» **DIRECTIONS**: Return all lines in the material below that contain "label".

(Stored data)

>>>>

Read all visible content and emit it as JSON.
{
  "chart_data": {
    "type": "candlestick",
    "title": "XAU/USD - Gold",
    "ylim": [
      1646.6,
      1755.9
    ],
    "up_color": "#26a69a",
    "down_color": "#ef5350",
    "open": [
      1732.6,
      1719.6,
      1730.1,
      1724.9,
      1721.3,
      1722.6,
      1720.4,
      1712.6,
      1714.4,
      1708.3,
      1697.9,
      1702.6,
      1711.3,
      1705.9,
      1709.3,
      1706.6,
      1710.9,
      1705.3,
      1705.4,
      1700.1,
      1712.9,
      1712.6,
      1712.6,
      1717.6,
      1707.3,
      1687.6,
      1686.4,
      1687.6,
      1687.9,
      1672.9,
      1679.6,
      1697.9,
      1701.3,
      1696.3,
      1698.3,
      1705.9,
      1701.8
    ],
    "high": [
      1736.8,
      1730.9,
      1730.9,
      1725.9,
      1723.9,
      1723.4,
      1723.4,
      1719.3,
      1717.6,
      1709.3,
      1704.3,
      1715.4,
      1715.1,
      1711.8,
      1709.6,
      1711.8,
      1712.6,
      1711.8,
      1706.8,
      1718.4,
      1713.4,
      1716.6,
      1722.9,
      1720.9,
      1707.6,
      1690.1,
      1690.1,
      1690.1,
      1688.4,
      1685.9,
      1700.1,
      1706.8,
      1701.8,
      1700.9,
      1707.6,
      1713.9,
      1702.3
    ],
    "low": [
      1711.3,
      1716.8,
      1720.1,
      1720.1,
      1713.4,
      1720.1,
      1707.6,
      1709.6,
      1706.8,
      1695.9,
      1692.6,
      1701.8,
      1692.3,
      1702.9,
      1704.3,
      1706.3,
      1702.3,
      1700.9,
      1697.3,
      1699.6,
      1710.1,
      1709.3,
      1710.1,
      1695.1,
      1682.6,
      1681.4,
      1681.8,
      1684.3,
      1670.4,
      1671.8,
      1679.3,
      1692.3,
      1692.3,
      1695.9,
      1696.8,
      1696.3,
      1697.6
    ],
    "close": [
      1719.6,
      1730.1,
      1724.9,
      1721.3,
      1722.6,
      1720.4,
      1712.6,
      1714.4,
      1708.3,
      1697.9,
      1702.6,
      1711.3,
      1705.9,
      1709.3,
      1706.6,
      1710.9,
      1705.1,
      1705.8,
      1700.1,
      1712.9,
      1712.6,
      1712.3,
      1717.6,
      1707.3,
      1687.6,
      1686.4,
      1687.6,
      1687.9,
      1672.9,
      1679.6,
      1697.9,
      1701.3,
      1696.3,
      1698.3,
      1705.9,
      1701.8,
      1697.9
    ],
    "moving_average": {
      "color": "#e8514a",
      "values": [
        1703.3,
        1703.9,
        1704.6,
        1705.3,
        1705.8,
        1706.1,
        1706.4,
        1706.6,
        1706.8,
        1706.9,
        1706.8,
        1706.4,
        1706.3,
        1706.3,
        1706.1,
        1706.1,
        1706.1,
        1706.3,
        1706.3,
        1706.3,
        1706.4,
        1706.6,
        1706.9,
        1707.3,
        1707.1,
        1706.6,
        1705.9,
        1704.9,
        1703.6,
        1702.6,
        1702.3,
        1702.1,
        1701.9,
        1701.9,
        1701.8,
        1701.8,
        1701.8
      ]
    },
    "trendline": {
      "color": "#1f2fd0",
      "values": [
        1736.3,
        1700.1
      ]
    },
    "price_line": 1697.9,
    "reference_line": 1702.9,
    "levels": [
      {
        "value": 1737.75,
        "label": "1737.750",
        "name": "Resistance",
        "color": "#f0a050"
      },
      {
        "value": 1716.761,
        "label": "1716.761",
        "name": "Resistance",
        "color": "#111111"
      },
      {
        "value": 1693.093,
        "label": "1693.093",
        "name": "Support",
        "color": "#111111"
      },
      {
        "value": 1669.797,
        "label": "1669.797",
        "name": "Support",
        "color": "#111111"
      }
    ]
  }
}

<<<<

» **FULL RESPONSE**:
        "label": "1737.750",
        "label": "1716.761",
        "label": "1693.093",
        "label": "1669.797",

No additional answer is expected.